[Data entries for graphics]

===

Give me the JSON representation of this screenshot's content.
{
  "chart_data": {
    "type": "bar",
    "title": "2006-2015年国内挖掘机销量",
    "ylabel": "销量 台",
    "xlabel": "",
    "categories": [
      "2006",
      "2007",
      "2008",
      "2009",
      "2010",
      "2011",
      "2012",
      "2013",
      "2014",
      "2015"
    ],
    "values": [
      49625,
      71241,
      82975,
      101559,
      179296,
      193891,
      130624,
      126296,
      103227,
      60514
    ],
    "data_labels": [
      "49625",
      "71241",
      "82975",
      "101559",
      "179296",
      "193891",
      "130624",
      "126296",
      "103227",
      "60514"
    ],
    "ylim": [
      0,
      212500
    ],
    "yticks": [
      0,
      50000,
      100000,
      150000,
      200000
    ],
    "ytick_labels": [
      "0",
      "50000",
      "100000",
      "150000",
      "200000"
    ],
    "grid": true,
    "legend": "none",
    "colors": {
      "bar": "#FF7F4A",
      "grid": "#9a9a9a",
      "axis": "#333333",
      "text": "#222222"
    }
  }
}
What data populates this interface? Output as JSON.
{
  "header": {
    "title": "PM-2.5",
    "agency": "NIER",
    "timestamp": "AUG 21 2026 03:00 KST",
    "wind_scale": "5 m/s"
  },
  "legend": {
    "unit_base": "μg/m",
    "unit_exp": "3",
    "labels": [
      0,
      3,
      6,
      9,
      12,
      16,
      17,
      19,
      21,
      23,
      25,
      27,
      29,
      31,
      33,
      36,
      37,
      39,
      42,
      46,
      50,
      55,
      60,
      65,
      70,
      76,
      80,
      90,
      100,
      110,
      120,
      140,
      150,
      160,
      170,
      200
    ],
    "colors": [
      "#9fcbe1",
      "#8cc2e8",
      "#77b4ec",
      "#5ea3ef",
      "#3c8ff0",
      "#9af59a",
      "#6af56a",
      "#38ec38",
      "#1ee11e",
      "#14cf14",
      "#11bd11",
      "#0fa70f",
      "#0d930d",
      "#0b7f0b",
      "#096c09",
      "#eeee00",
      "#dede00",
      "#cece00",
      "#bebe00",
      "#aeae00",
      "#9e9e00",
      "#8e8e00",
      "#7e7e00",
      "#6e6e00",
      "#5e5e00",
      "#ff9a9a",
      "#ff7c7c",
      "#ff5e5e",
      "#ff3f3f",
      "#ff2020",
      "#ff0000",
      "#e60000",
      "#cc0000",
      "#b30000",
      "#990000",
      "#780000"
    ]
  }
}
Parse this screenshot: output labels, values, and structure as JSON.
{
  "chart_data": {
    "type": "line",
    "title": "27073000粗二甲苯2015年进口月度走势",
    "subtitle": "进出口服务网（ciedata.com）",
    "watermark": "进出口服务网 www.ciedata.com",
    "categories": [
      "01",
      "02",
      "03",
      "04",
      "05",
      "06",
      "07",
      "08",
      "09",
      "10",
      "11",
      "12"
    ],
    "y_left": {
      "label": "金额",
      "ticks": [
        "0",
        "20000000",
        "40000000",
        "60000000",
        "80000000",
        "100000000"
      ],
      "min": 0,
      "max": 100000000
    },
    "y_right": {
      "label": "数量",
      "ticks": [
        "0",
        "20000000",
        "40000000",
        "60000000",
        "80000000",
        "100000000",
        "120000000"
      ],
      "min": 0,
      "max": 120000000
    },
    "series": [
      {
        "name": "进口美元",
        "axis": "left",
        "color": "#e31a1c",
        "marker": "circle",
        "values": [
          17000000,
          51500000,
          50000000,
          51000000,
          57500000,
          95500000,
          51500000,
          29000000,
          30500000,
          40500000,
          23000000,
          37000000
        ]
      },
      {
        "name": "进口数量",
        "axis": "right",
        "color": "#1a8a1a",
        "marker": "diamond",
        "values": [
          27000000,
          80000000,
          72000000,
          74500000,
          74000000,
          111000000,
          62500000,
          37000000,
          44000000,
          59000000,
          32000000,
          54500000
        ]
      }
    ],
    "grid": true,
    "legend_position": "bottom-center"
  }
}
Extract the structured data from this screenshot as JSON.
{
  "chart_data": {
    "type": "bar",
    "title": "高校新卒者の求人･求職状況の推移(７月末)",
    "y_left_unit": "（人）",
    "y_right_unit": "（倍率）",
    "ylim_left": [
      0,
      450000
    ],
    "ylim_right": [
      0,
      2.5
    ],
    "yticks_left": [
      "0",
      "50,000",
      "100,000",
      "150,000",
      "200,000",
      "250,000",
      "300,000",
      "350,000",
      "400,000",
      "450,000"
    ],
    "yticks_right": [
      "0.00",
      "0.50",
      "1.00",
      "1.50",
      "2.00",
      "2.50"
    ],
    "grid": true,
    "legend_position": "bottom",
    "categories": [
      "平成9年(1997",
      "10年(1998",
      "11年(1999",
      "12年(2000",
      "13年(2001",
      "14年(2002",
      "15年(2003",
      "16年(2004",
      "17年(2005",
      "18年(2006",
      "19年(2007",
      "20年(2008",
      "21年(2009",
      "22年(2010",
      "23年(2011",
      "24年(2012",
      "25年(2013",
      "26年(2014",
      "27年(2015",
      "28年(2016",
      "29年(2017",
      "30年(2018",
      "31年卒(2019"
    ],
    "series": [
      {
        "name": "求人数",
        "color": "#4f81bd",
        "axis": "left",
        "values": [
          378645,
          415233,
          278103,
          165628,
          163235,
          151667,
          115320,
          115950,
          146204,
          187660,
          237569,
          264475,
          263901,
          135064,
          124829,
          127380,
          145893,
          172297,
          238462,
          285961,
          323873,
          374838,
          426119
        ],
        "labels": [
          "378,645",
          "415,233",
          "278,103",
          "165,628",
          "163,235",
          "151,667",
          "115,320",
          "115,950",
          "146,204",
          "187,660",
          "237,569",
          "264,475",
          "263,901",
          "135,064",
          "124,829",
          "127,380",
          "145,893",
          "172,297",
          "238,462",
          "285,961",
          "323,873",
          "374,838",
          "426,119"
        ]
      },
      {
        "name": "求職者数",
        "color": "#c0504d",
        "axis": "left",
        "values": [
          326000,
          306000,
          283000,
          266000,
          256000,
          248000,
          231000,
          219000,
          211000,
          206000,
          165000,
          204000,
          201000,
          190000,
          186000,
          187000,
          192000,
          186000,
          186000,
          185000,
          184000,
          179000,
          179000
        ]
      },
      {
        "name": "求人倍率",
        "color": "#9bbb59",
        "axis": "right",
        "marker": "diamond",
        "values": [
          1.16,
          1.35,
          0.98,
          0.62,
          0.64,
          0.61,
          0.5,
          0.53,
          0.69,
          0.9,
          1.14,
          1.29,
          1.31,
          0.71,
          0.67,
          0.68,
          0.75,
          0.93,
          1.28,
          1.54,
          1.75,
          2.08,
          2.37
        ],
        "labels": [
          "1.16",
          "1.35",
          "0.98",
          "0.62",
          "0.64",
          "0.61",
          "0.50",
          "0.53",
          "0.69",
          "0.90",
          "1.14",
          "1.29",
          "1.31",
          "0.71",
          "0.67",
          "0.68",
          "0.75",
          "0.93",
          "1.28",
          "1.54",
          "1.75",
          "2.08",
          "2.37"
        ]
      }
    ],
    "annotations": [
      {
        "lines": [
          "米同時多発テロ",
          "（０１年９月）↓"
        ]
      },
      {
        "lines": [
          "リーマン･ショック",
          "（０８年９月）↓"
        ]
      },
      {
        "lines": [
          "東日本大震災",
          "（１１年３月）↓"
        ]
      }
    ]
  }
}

===

BRIEF: Pick out, from the lines above, every one that contains the string "bottom".

TASK OUTPUT:
    "legend_position": "bottom-center"
    "legend_position": "bottom",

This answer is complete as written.